>> begin Stored rows
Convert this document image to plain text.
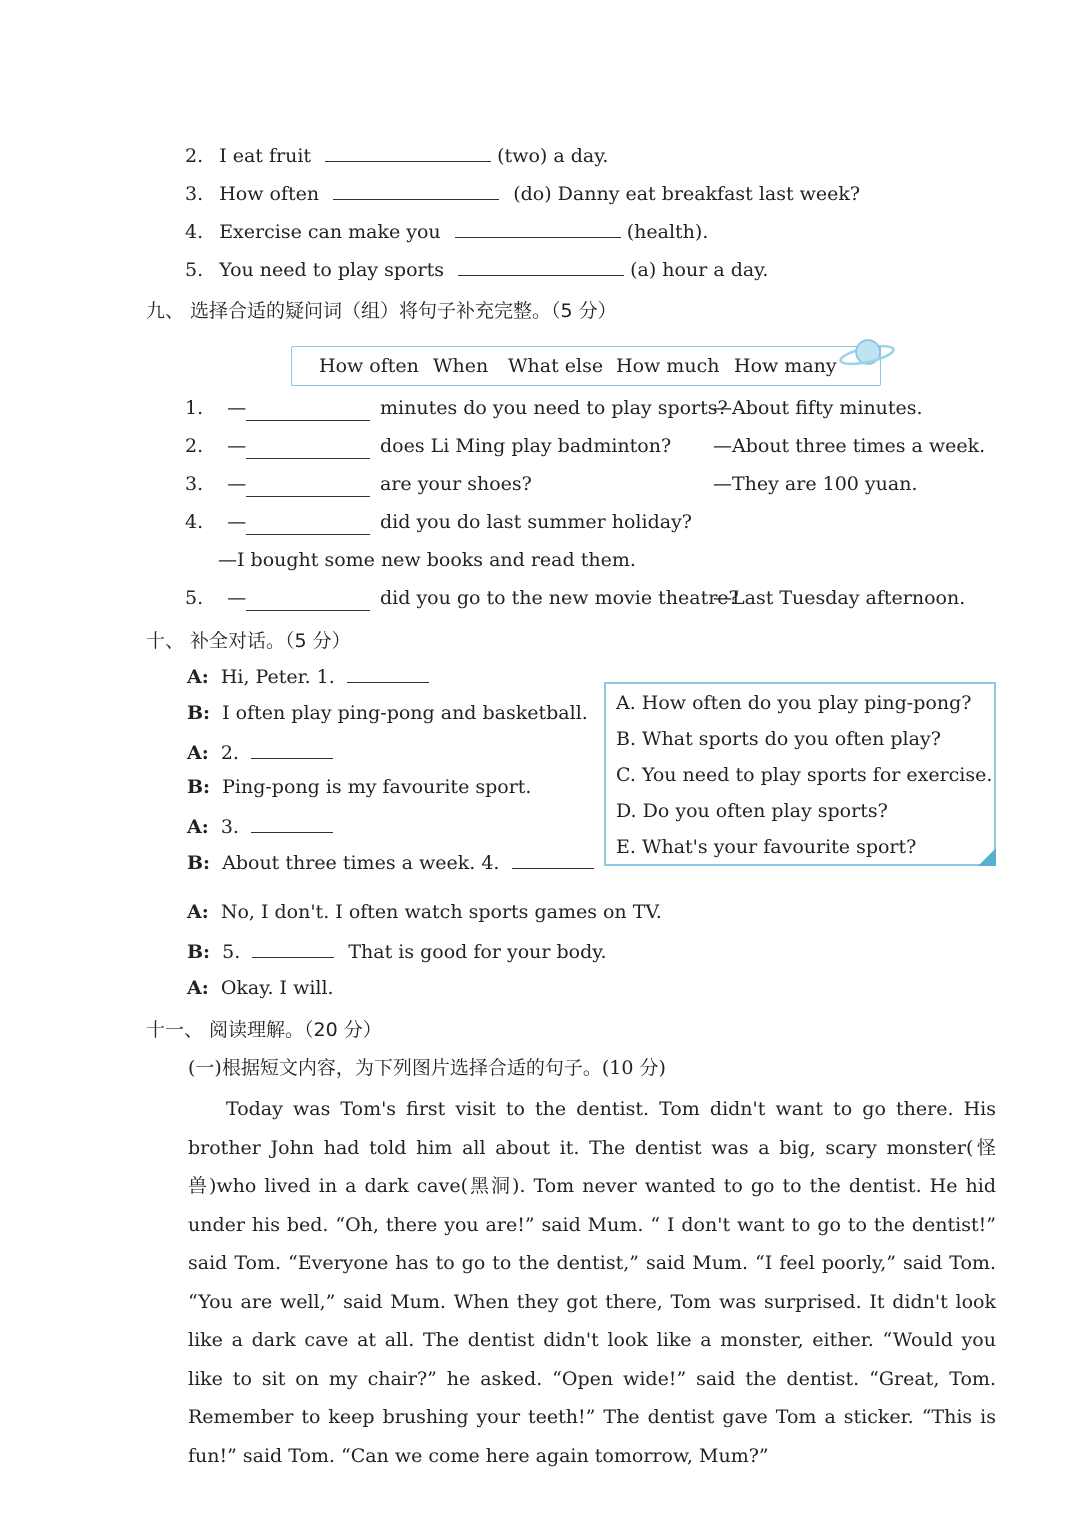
2. I eat fruit	(two) a day.
3. How often	(do) Danny eat breakfast last week?
4. Exercise can make you	(health).
5. You need to play sports	(a) hour a day.
九、 选择合适的疑问词（组）将句子补充完整。（5 分）
How often When What else How much How many
1. —	minutes do you need to play sports?
—About fifty minutes.
2. —	does Li Ming play badminton? —About three times a week.
3. —	are your shoes?	—They are 100 yuan.
4. —	did you do last summer holiday?
—I bought some new books and read them.
5. —	did you go to the new movie theatre?
—Last Tuesday afternoon.
十、 补全对话。（5 分）
A: Hi, Peter. 1.
B: I often play ping-pong and basketball.
A: 2.
B: Ping-pong is my favourite sport.
A: 3.
B: About three times a week. 4.
A. How often do you play ping-pong?
B. What sports do you often play?
C. You need to play sports for exercise.
D. Do you often play sports?
E. What's your favourite sport?
A: No, I don't. I often watch sports games on TV.
B: 5.	That is good for your body.
A: Okay. I will.
十一、 阅读理解。（20 分）
(一)根据短文内容，为下列图片选择合适的句子。(10 分)
Today was Tom's first visit to the dentist. Tom didn't want to go there. His brother John had told him all about it. The dentist was a big, scary monster(怪兽)who lived in a dark cave(黑洞). Tom never wanted to go to the dentist. He hid under his bed. “Oh, there you are!” said Mum. “ I don't want to go to the dentist!” said Tom. “Everyone has to go to the dentist,” said Mum. “I feel poorly,” said Tom. “You are well,” said Mum. When they got there, Tom was surprised. It didn't look like a dark cave at all. The dentist didn't look like a monster, either. “Would you like to sit on my chair?” he asked. “Open wide!” said the dentist. “Great, Tom. Remember to keep brushing your teeth!” The dentist gave Tom a sticker. “This is fun!” said Tom. “Can we come here again tomorrow, Mum?”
>> end Stored rows
#### Aim
Leave out the pictures, and give all the records again exactly.

#### Correct output
Convert this document image to plain text.
2. I eat fruit	(two) a day.
3. How often	(do) Danny eat breakfast last week?
4. Exercise can make you	(health).
5. You need to play sports	(a) hour a day.
九、 选择合适的疑问词（组）将句子补充完整。（5 分）
How often When What else How much How many
1. —	minutes do you need to play sports?
—About fifty minutes.
2. —	does Li Ming play badminton? —About three times a week.
3. —	are your shoes?	—They are 100 yuan.
4. —	did you do last summer holiday?
—I bought some new books and read them.
5. —	did you go to the new movie theatre?
—Last Tuesday afternoon.
十、 补全对话。（5 分）
A: Hi, Peter. 1.
B: I often play ping-pong and basketball.
A: 2.
B: Ping-pong is my favourite sport.
A: 3.
B: About three times a week. 4.
A. How often do you play ping-pong?
B. What sports do you often play?
C. You need to play sports for exercise.
D. Do you often play sports?
E. What's your favourite sport?
A: No, I don't. I often watch sports games on TV.
B: 5.	That is good for your body.
A: Okay. I will.
十一、 阅读理解。（20 分）
(一)根据短文内容，为下列图片选择合适的句子。(10 分)
Today was Tom's first visit to the dentist. Tom didn't want to go there. His brother John had told him all about it. The dentist was a big, scary monster(怪兽)who lived in a dark cave(黑洞). Tom never wanted to go to the dentist. He hid under his bed. “Oh, there you are!” said Mum. “ I don't want to go to the dentist!” said Tom. “Everyone has to go to the dentist,” said Mum. “I feel poorly,” said Tom. “You are well,” said Mum. When they got there, Tom was surprised. It didn't look like a dark cave at all. The dentist didn't look like a monster, either. “Would you like to sit on my chair?” he asked. “Open wide!” said the dentist. “Great, Tom. Remember to keep brushing your teeth!” The dentist gave Tom a sticker. “This is fun!” said Tom. “Can we come here again tomorrow, Mum?”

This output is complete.